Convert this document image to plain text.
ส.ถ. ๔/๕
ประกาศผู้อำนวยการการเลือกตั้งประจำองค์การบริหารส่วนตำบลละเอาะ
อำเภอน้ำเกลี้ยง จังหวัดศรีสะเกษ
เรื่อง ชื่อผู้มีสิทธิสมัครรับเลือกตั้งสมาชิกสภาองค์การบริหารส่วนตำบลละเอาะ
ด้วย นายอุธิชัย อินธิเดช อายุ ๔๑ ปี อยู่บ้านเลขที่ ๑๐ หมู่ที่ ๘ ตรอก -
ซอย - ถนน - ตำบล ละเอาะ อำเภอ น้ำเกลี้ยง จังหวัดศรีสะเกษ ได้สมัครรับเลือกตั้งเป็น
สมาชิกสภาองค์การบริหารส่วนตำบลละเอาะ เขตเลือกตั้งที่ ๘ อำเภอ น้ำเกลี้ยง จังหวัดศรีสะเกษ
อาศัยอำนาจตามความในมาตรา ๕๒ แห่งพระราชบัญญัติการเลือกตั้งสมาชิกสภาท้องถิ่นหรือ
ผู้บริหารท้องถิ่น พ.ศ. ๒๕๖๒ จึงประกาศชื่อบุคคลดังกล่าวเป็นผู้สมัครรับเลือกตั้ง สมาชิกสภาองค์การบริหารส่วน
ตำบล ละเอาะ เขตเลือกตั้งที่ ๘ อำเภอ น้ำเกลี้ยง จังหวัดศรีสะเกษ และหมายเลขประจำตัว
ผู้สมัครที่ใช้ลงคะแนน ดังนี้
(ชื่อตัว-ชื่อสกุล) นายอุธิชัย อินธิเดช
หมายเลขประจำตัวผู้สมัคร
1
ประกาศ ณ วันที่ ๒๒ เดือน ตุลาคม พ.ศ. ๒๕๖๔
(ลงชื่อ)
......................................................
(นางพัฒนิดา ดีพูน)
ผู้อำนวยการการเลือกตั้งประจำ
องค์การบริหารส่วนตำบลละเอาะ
===============
WHAT TO DO> Output the data above exactly, please, line for line.

EXERCISE OUTPUT>
Convert this document image to plain text.
ส.ถ. ๔/๕
ประกาศผู้อำนวยการการเลือกตั้งประจำองค์การบริหารส่วนตำบลละเอาะ
อำเภอน้ำเกลี้ยง จังหวัดศรีสะเกษ
เรื่อง ชื่อผู้มีสิทธิสมัครรับเลือกตั้งสมาชิกสภาองค์การบริหารส่วนตำบลละเอาะ
ด้วย นายอุธิชัย อินธิเดช อายุ ๔๑ ปี อยู่บ้านเลขที่ ๑๐ หมู่ที่ ๘ ตรอก -
ซอย - ถนน - ตำบล ละเอาะ อำเภอ น้ำเกลี้ยง จังหวัดศรีสะเกษ ได้สมัครรับเลือกตั้งเป็น
สมาชิกสภาองค์การบริหารส่วนตำบลละเอาะ เขตเลือกตั้งที่ ๘ อำเภอ น้ำเกลี้ยง จังหวัดศรีสะเกษ
อาศัยอำนาจตามความในมาตรา ๕๒ แห่งพระราชบัญญัติการเลือกตั้งสมาชิกสภาท้องถิ่นหรือ
ผู้บริหารท้องถิ่น พ.ศ. ๒๕๖๒ จึงประกาศชื่อบุคคลดังกล่าวเป็นผู้สมัครรับเลือกตั้ง สมาชิกสภาองค์การบริหารส่วน
ตำบล ละเอาะ เขตเลือกตั้งที่ ๘ อำเภอ น้ำเกลี้ยง จังหวัดศรีสะเกษ และหมายเลขประจำตัว
ผู้สมัครที่ใช้ลงคะแนน ดังนี้
(ชื่อตัว-ชื่อสกุล) นายอุธิชัย อินธิเดช
หมายเลขประจำตัวผู้สมัคร
1
ประกาศ ณ วันที่ ๒๒ เดือน ตุลาคม พ.ศ. ๒๕๖๔
(ลงชื่อ)
......................................................
(นางพัฒนิดา ดีพูน)
ผู้อำนวยการการเลือกตั้งประจำ
องค์การบริหารส่วนตำบลละเอาะ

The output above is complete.